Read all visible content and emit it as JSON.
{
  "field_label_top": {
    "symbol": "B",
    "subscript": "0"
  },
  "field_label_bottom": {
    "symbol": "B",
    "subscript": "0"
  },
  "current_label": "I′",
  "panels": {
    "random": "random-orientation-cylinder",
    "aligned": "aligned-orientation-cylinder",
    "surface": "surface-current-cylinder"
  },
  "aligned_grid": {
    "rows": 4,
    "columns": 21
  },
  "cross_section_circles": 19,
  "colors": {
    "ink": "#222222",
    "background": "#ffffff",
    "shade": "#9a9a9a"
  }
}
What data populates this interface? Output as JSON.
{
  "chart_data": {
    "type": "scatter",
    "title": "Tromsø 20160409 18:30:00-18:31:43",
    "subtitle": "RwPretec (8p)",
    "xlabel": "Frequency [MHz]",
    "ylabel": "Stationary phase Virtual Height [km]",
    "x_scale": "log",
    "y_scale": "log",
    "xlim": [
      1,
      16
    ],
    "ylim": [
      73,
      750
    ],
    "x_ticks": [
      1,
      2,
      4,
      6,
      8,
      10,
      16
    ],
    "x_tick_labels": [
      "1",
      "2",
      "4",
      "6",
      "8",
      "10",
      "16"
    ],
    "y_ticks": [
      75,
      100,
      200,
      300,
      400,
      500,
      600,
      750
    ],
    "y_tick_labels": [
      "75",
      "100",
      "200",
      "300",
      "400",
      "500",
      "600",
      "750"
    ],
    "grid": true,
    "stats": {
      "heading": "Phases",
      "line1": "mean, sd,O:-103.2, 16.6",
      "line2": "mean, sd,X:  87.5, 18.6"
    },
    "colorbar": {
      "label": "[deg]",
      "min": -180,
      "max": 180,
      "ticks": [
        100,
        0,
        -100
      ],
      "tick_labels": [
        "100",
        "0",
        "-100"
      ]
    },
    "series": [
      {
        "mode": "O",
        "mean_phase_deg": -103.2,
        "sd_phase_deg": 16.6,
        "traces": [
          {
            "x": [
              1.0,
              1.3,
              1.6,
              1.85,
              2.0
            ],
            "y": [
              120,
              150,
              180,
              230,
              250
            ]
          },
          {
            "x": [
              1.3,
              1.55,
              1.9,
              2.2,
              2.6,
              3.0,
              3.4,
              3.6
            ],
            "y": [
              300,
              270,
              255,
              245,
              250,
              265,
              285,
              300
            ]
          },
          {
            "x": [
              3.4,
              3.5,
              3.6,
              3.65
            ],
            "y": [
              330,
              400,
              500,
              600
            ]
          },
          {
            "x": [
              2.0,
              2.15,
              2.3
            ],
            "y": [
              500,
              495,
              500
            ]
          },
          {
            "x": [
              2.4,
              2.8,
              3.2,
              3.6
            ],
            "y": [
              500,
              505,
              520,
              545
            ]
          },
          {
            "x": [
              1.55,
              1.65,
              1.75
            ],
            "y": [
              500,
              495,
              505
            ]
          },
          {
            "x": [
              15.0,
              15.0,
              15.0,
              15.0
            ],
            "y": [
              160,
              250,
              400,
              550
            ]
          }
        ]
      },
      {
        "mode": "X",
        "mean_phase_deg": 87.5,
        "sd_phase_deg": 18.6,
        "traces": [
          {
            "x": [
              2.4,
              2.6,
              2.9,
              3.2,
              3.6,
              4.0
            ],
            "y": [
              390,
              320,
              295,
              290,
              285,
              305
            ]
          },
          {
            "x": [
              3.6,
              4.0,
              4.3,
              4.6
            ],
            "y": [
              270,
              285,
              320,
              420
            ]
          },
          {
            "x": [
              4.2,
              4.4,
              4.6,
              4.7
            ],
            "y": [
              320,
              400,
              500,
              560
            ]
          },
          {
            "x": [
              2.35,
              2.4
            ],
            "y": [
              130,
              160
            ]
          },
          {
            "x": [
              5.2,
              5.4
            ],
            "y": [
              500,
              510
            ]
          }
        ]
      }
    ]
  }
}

········

Exercise: Make an exact copy of all the data.

Result for this task:
Read all visible content and emit it as JSON.
{
  "field_label_top": {
    "symbol": "B",
    "subscript": "0"
  },
  "field_label_bottom": {
    "symbol": "B",
    "subscript": "0"
  },
  "current_label": "I′",
  "panels": {
    "random": "random-orientation-cylinder",
    "aligned": "aligned-orientation-cylinder",
    "surface": "surface-current-cylinder"
  },
  "aligned_grid": {
    "rows": 4,
    "columns": 21
  },
  "cross_section_circles": 19,
  "colors": {
    "ink": "#222222",
    "background": "#ffffff",
    "shade": "#9a9a9a"
  }
}
What data populates this interface? Output as JSON.
{
  "chart_data": {
    "type": "scatter",
    "title": "Tromsø 20160409 18:30:00-18:31:43",
    "subtitle": "RwPretec (8p)",
    "xlabel": "Frequency [MHz]",
    "ylabel": "Stationary phase Virtual Height [km]",
    "x_scale": "log",
    "y_scale": "log",
    "xlim": [
      1,
      16
    ],
    "ylim": [
      73,
      750
    ],
    "x_ticks": [
      1,
      2,
      4,
      6,
      8,
      10,
      16
    ],
    "x_tick_labels": [
      "1",
      "2",
      "4",
      "6",
      "8",
      "10",
      "16"
    ],
    "y_ticks": [
      75,
      100,
      200,
      300,
      400,
      500,
      600,
      750
    ],
    "y_tick_labels": [
      "75",
      "100",
      "200",
      "300",
      "400",
      "500",
      "600",
      "750"
    ],
    "grid": true,
    "stats": {
      "heading": "Phases",
      "line1": "mean, sd,O:-103.2, 16.6",
      "line2": "mean, sd,X:  87.5, 18.6"
    },
    "colorbar": {
      "label": "[deg]",
      "min": -180,
      "max": 180,
      "ticks": [
        100,
        0,
        -100
      ],
      "tick_labels": [
        "100",
        "0",
        "-100"
      ]
    },
    "series": [
      {
        "mode": "O",
        "mean_phase_deg": -103.2,
        "sd_phase_deg": 16.6,
        "traces": [
          {
            "x": [
              1.0,
              1.3,
              1.6,
              1.85,
              2.0
            ],
            "y": [
              120,
              150,
              180,
              230,
              250
            ]
          },
          {
            "x": [
              1.3,
              1.55,
              1.9,
              2.2,
              2.6,
              3.0,
              3.4,
              3.6
            ],
            "y": [
              300,
              270,
              255,
              245,
              250,
              265,
              285,
              300
            ]
          },
          {
            "x": [
              3.4,
              3.5,
              3.6,
              3.65
            ],
            "y": [
              330,
              400,
              500,
              600
            ]
          },
          {
            "x": [
              2.0,
              2.15,
              2.3
            ],
            "y": [
              500,
              495,
              500
            ]
          },
          {
            "x": [
              2.4,
              2.8,
              3.2,
              3.6
            ],
            "y": [
              500,
              505,
              520,
              545
            ]
          },
          {
            "x": [
              1.55,
              1.65,
              1.75
            ],
            "y": [
              500,
              495,
              505
            ]
          },
          {
            "x": [
              15.0,
              15.0,
              15.0,
              15.0
            ],
            "y": [
              160,
              250,
              400,
              550
            ]
          }
        ]
      },
      {
        "mode": "X",
        "mean_phase_deg": 87.5,
        "sd_phase_deg": 18.6,
        "traces": [
          {
            "x": [
              2.4,
              2.6,
              2.9,
              3.2,
              3.6,
              4.0
            ],
            "y": [
              390,
              320,
              295,
              290,
              285,
              305
            ]
          },
          {
            "x": [
              3.6,
              4.0,
              4.3,
              4.6
            ],
            "y": [
              270,
              285,
              320,
              420
            ]
          },
          {
            "x": [
              4.2,
              4.4,
              4.6,
              4.7
            ],
            "y": [
              320,
              400,
              500,
              560
            ]
          },
          {
            "x": [
              2.35,
              2.4
            ],
            "y": [
              130,
              160
            ]
          },
          {
            "x": [
              5.2,
              5.4
            ],
            "y": [
              500,
              510
            ]
          }
        ]
      }
    ]
  }
}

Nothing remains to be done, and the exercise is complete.